These charts paint a challenging picture in the private markets: a log-jam of private companies, who expected to go public by now, are now faced with the prospect of down-rounds to access the capital they need. Many of them raised dollops of capital at robust valuations a couple years ago during the “plentiful” times. Now, these companies are seeking alternatives to the potentially punitive private rounds, by aggressively partnering assets (taking asset dilution instead of equity dilution), or by exploring non-traditional paths to the public markets like reverse mergers. There’s been huge appetite in the latter in the recent processes, according to bankers involved.
With fewer new startups getting formed, and the aforementioned shutdowns/RIFs across the industry, the financing pressure for downstream private rounds may abate somewhat in 2024-2025. Plus, there’s also plenty of venture firepower on the sidelines today to help, as many VCs raised significant funds in the past 12 months, including most recently Canaan, SR One, Cure, Patient Square, and Dimension. Hopefully these and others will be deployed with appropriate discipline.
This contraction in the number of startups could be for the better. Certainly, fewer new biotech companies will mean less over-competitive crowding on a finite set of emerging mechanisms and modalities, which is a good thing. And huge mega-rounds for early science projects are also probably a thing of the past, which is a good thing as disciplined equity capital efficiency returns.

## Prompt
Could you reproduce the biotech financing passage word for word between "With fewer new" and "capital efficiency returns.", inclusive?

## Dataset
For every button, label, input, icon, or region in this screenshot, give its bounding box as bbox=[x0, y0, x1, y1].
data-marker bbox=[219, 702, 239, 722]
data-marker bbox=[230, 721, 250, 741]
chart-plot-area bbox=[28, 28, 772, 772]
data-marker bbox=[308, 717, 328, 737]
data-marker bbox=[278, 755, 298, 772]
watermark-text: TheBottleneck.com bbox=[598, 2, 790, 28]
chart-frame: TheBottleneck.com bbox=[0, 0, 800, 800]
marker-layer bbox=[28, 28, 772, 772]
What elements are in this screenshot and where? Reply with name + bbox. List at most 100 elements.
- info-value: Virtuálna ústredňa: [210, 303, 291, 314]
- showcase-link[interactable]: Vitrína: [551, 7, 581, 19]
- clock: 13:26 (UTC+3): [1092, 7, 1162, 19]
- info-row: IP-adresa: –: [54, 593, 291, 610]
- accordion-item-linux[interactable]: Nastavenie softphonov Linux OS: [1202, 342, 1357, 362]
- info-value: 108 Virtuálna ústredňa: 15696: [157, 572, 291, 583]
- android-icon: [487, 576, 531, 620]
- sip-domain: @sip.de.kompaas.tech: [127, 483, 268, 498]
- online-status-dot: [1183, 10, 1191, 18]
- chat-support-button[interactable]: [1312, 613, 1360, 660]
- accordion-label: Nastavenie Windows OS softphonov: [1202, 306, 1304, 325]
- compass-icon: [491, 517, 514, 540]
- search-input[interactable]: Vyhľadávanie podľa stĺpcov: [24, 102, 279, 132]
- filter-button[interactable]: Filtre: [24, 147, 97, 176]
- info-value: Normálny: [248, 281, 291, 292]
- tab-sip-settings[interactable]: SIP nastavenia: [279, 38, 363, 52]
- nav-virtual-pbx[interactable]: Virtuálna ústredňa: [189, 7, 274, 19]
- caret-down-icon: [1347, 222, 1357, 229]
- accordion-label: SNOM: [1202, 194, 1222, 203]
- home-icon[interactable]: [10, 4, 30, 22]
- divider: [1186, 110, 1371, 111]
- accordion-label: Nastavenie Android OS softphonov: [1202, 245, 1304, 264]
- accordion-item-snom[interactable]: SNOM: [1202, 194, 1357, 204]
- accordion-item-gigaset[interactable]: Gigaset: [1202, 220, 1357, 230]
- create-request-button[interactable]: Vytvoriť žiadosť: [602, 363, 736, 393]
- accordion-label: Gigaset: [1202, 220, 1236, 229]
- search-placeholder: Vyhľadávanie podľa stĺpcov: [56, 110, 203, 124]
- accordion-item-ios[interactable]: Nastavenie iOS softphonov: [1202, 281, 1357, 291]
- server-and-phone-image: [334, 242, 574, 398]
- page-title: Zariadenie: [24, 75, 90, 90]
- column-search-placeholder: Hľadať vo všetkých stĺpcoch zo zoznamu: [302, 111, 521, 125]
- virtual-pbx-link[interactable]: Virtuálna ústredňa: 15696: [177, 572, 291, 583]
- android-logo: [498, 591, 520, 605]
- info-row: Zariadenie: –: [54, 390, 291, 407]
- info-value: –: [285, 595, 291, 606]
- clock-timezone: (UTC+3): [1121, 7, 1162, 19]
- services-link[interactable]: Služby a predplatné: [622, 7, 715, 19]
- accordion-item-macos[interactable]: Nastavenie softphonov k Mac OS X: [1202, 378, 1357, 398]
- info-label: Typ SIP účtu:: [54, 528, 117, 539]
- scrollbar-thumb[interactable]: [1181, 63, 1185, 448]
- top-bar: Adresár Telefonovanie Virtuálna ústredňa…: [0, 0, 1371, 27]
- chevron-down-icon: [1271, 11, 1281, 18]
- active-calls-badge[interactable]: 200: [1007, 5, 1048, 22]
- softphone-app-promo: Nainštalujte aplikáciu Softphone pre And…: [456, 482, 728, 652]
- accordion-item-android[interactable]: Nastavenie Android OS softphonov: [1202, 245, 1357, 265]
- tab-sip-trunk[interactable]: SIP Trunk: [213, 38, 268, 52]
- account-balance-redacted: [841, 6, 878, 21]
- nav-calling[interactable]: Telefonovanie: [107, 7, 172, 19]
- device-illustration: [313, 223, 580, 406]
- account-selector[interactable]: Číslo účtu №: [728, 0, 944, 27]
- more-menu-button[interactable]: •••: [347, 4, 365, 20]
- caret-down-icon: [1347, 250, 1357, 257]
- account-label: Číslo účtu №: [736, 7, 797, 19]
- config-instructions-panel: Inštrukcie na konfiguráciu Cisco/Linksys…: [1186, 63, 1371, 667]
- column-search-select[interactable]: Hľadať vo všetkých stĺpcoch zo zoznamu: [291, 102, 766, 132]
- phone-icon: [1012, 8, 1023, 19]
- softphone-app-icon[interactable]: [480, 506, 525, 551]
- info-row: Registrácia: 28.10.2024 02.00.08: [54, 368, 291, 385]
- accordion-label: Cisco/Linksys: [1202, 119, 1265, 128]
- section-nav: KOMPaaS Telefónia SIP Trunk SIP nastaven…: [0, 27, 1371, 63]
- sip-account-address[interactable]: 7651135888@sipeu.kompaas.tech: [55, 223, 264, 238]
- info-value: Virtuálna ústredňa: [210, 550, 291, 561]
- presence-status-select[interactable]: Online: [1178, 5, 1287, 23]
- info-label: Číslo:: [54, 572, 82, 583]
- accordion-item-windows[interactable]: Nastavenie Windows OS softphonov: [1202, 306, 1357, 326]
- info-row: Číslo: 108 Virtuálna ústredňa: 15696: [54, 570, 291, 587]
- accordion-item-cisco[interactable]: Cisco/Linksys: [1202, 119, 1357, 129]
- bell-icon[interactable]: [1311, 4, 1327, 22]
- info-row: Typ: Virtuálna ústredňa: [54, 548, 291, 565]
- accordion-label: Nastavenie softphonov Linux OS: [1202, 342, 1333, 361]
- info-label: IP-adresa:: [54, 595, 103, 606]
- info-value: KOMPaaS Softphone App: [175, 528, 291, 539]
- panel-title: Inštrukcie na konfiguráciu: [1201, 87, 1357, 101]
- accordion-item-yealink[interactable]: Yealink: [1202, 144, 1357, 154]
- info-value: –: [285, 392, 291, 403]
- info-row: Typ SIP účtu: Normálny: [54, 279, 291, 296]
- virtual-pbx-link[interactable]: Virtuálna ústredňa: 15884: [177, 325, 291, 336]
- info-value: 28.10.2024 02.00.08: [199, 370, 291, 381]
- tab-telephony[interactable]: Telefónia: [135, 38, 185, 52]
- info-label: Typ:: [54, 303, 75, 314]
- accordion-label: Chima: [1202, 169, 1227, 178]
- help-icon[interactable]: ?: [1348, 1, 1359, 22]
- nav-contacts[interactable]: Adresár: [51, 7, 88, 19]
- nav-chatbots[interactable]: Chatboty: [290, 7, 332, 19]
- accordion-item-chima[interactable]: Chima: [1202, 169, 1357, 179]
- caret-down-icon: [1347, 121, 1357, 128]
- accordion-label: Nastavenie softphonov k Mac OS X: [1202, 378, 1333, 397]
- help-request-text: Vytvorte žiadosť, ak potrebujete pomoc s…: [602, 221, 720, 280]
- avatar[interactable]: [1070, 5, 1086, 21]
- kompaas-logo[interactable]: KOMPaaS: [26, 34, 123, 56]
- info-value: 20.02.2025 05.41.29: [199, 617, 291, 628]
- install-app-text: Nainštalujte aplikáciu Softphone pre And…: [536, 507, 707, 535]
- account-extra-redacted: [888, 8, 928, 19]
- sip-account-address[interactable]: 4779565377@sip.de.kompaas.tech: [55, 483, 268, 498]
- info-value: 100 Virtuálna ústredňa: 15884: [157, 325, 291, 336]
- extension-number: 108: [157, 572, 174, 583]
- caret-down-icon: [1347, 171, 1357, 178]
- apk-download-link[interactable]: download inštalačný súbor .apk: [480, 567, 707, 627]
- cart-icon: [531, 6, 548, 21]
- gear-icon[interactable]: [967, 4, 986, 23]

## Your response
With fewer new startups getting formed, and the aforementioned shutdowns/RIFs across the industry, the financing pressure for downstream private rounds may abate somewhat in 2024-2025. Plus, there’s also plenty of venture firepower on the sidelines today to help, as many VCs raised significant funds in the past 12 months, including most recently Canaan, SR One, Cure, Patient Square, and Dimension. Hopefully these and others will be deployed with appropriate discipline.
This contraction in the number of startups could be for the better. Certainly, fewer new biotech companies will mean less over-competitive crowding on a finite set of emerging mechanisms and modalities, which is a good thing. And huge mega-rounds for early science projects are also probably a thing of the past, which is a good thing as disciplined equity capital efficiency returns.